Dataset entries
* * * * *
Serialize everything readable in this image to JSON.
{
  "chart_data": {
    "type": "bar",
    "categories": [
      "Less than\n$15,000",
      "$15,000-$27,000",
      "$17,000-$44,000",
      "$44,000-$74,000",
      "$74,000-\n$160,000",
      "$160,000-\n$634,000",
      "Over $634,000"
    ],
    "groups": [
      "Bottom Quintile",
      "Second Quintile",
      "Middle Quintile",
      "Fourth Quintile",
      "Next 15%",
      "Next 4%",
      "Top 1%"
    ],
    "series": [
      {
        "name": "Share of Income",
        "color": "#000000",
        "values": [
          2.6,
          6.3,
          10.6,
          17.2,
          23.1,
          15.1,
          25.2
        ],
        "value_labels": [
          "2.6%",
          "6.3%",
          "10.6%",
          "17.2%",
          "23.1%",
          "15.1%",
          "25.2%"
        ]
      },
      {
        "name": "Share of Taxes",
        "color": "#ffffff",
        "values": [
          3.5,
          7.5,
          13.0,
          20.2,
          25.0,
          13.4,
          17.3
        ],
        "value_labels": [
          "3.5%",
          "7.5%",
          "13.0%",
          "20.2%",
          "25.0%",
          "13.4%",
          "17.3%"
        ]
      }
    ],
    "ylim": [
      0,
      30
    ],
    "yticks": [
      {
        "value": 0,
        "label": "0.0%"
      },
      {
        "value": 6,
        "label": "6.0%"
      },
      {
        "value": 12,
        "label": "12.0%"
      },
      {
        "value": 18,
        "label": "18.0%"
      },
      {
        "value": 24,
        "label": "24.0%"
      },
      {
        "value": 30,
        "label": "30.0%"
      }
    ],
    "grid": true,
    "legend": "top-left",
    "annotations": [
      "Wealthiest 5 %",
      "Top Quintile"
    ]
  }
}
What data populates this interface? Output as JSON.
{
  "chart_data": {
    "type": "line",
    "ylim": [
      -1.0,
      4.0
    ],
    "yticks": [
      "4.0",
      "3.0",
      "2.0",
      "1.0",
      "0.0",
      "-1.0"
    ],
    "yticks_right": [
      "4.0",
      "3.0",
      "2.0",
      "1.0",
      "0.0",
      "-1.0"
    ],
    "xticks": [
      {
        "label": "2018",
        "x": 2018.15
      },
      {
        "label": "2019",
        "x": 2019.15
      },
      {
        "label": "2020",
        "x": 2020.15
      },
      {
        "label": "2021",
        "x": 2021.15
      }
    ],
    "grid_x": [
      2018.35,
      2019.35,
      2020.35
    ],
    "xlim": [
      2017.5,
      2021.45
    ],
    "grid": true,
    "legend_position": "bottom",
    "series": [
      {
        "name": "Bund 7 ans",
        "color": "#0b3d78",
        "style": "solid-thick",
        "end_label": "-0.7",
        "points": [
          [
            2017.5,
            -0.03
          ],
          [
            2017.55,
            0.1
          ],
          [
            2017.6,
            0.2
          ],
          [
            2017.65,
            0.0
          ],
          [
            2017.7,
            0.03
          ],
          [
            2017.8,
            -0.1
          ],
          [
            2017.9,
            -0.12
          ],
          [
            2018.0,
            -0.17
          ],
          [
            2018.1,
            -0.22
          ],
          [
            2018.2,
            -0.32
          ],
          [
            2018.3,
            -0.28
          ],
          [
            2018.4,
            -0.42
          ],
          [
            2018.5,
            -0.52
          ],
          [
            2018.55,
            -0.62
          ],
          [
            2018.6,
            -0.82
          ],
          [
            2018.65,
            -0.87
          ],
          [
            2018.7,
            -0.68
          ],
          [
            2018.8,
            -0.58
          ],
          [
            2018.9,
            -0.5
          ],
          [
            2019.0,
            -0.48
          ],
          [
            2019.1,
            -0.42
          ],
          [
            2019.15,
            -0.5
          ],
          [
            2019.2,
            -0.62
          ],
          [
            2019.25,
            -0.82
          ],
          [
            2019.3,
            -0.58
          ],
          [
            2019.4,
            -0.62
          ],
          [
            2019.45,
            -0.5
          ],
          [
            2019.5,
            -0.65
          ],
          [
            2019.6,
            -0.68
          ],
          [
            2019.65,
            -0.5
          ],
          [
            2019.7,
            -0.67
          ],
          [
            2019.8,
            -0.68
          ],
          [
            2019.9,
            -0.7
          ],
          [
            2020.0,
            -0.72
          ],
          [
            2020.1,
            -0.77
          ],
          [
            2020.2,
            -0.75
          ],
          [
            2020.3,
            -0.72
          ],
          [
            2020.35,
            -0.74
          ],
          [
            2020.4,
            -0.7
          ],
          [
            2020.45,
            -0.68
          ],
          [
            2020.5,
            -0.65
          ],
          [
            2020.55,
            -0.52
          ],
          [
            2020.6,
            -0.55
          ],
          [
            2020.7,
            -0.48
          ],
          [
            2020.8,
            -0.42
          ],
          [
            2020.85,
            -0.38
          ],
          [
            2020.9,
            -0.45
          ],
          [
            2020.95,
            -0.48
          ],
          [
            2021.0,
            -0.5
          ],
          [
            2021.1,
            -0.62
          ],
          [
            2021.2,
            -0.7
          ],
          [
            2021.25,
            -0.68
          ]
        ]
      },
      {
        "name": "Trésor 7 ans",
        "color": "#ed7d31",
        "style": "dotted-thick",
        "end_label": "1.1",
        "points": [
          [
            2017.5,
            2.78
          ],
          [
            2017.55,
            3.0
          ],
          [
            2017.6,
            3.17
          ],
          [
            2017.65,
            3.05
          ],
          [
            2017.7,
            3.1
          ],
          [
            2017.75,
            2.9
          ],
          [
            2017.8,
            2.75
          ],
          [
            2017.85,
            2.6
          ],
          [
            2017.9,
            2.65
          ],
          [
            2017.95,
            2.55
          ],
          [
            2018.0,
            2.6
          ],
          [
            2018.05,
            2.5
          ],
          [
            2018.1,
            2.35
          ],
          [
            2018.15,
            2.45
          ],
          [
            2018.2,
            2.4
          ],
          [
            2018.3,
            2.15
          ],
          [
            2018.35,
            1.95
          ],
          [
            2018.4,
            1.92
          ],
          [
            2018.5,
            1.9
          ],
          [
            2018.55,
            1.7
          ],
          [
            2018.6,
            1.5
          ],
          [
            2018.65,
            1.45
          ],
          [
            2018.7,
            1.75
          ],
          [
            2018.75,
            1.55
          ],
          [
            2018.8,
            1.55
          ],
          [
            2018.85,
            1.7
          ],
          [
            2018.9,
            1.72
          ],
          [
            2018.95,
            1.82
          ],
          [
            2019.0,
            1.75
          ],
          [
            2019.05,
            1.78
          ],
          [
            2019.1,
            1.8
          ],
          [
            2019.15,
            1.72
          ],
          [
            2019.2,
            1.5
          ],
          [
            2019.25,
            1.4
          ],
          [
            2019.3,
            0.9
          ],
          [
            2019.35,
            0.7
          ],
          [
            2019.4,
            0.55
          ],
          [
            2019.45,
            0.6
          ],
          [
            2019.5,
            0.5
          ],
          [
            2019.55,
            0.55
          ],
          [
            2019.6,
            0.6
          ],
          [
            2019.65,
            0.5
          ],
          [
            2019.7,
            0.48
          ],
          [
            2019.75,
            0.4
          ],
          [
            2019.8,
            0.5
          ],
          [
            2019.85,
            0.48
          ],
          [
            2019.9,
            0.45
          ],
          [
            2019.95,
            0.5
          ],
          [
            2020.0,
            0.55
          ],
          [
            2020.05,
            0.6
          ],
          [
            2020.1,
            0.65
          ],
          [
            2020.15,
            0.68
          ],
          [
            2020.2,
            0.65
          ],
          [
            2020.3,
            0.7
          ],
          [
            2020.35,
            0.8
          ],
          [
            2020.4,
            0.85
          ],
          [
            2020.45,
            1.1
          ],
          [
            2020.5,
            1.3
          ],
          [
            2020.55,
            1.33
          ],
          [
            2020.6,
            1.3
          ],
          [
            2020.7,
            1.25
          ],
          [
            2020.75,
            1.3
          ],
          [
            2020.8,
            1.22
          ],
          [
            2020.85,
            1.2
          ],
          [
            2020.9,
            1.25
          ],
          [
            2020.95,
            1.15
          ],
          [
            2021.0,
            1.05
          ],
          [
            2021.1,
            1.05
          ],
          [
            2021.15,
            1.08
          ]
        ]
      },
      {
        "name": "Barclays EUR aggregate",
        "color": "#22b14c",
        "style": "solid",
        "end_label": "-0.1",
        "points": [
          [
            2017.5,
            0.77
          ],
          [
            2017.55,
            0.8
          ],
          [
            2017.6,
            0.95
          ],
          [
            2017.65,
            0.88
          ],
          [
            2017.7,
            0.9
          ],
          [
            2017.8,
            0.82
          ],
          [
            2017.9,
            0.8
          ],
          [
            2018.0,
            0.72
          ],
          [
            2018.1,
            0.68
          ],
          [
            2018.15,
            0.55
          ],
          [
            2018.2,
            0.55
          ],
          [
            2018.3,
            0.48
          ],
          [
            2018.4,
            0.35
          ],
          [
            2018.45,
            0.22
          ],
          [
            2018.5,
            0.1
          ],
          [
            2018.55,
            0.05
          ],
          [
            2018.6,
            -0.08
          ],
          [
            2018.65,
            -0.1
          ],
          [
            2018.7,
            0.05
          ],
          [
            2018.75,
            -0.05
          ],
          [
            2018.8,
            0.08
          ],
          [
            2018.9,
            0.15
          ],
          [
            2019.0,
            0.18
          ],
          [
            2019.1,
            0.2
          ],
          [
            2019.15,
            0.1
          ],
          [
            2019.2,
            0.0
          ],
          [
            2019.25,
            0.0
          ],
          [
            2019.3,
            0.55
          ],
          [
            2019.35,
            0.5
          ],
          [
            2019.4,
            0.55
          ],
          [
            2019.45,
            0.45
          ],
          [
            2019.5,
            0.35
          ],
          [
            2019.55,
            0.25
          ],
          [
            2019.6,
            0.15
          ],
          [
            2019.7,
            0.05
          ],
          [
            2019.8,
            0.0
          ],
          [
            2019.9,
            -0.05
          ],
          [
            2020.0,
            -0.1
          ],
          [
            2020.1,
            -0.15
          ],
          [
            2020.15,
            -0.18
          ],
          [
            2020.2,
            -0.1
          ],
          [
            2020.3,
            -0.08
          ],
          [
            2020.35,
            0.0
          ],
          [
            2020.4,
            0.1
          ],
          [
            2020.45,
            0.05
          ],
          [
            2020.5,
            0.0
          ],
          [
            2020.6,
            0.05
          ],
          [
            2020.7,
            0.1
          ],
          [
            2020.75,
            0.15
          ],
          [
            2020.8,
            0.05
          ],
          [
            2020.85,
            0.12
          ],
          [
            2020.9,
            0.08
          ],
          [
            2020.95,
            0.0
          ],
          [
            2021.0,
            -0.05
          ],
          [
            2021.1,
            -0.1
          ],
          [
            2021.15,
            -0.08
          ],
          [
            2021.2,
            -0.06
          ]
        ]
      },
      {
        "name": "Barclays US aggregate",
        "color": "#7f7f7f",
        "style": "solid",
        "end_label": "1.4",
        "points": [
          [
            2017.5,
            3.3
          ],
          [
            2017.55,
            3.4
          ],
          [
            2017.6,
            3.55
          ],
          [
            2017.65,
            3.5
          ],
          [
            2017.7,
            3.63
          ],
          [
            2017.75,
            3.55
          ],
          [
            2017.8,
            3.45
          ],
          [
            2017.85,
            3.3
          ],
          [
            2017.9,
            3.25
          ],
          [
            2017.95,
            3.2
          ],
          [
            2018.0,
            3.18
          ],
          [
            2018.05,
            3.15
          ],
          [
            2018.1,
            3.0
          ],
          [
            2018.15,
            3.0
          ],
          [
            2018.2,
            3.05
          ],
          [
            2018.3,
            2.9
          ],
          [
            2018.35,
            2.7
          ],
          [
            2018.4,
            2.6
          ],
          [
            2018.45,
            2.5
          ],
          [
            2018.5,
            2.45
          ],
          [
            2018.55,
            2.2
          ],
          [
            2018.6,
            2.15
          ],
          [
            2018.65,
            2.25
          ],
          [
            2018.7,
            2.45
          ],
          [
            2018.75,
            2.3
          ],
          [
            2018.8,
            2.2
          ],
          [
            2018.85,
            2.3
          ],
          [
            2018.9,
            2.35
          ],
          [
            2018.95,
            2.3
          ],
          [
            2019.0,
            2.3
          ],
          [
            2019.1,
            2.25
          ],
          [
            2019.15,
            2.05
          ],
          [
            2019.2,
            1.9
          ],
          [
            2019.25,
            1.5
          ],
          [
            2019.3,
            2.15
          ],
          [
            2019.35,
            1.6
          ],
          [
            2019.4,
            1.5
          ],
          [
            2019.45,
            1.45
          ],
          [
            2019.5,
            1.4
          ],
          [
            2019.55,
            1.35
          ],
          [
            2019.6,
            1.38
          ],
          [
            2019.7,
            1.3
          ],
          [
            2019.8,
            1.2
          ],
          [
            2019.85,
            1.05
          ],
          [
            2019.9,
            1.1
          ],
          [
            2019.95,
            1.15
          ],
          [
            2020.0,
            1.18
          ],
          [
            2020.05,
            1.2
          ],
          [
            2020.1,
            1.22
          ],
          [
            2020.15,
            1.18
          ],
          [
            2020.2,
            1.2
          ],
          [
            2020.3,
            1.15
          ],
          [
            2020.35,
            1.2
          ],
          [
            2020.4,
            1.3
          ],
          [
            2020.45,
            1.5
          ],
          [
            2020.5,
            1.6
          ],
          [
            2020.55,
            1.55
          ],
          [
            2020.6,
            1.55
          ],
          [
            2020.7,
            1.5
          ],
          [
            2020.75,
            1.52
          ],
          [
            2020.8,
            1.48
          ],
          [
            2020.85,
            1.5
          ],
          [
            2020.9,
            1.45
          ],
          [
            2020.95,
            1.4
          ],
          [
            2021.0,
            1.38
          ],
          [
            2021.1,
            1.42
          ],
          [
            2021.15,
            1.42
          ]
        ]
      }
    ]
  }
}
* * * * *
→ Task statement
Which lines include "Barclays"? Copy each of them out.

→ Exercise output
        "name": "Barclays EUR aggregate",
        "name": "Barclays US aggregate",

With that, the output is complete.